What the task asks
Reproduce every line of the listing as written, apart from the pictures.

Record set
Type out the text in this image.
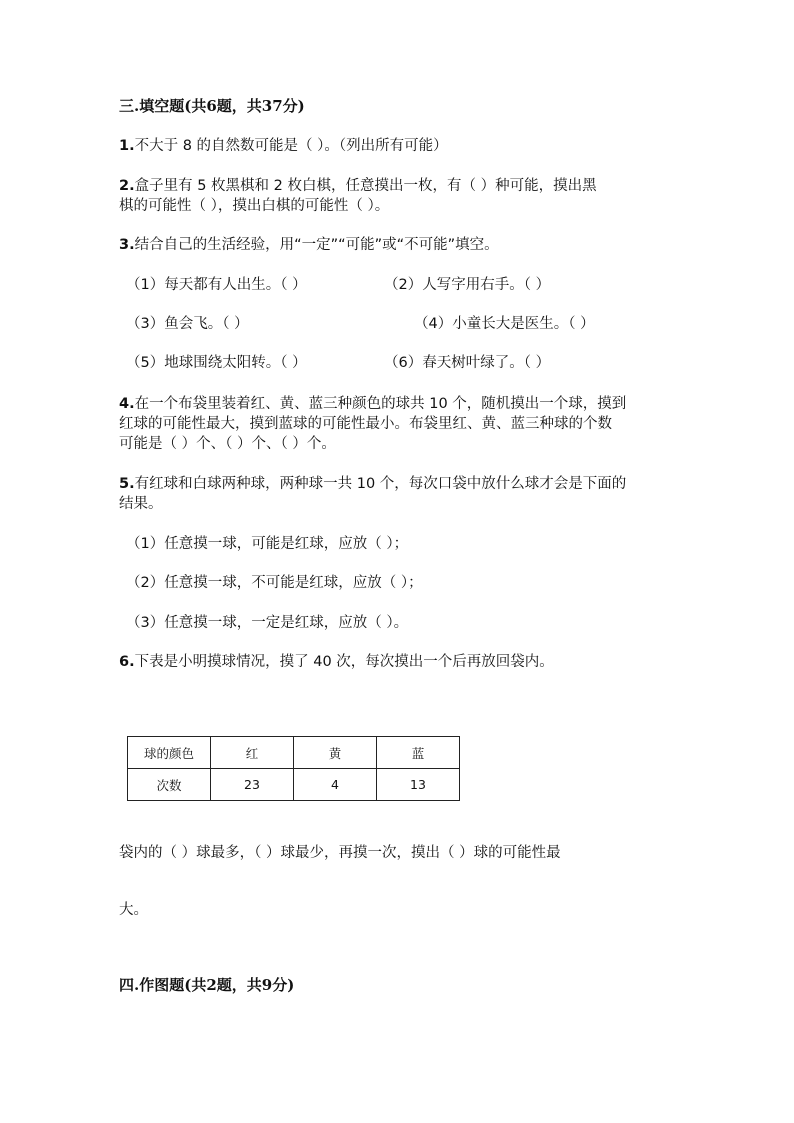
三.填空题(共6题，共37分)
1.不大于 8 的自然数可能是（ ）。（列出所有可能）
2.盒子里有 5 枚黑棋和 2 枚白棋，任意摸出一枚，有（ ）种可能，摸出黑
棋的可能性（ ），摸出白棋的可能性（ ）。
3.结合自己的生活经验，用“一定”“可能”或“不可能”填空。
（1）每天都有人出生。（ ）	（2）人写字用右手。（ ）
（3）鱼会飞。（ ）	（4）小童长大是医生。（ ）
（5）地球围绕太阳转。（ ）	（6）春天树叶绿了。（ ）
4.在一个布袋里装着红、黄、蓝三种颜色的球共 10 个，随机摸出一个球，摸到
红球的可能性最大，摸到蓝球的可能性最小。布袋里红、黄、蓝三种球的个数
可能是（ ）个、（ ）个、（ ）个。
5.有红球和白球两种球，两种球一共 10 个，每次口袋中放什么球才会是下面的
结果。
（1）任意摸一球，可能是红球，应放（ ）；
（2）任意摸一球，不可能是红球，应放（ ）；
（3）任意摸一球，一定是红球，应放（ ）。
6.下表是小明摸球情况，摸了 40 次，每次摸出一个后再放回袋内。
球的颜色	红	黄	蓝
次数	23	4	13
袋内的（ ）球最多，（ ）球最少，再摸一次，摸出（ ）球的可能性最
大。
四.作图题(共2题，共9分)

Exercise answer
Type out the text in this image.
三.填空题(共6题，共37分)
1.不大于 8 的自然数可能是（ ）。（列出所有可能）
2.盒子里有 5 枚黑棋和 2 枚白棋，任意摸出一枚，有（ ）种可能，摸出黑
棋的可能性（ ），摸出白棋的可能性（ ）。
3.结合自己的生活经验，用“一定”“可能”或“不可能”填空。
（1）每天都有人出生。（ ）	（2）人写字用右手。（ ）
（3）鱼会飞。（ ）	（4）小童长大是医生。（ ）
（5）地球围绕太阳转。（ ）	（6）春天树叶绿了。（ ）
4.在一个布袋里装着红、黄、蓝三种颜色的球共 10 个，随机摸出一个球，摸到
红球的可能性最大，摸到蓝球的可能性最小。布袋里红、黄、蓝三种球的个数
可能是（ ）个、（ ）个、（ ）个。
5.有红球和白球两种球，两种球一共 10 个，每次口袋中放什么球才会是下面的
结果。
（1）任意摸一球，可能是红球，应放（ ）；
（2）任意摸一球，不可能是红球，应放（ ）；
（3）任意摸一球，一定是红球，应放（ ）。
6.下表是小明摸球情况，摸了 40 次，每次摸出一个后再放回袋内。
球的颜色	红	黄	蓝
次数	23	4	13
袋内的（ ）球最多，（ ）球最少，再摸一次，摸出（ ）球的可能性最
大。
四.作图题(共2题，共9分)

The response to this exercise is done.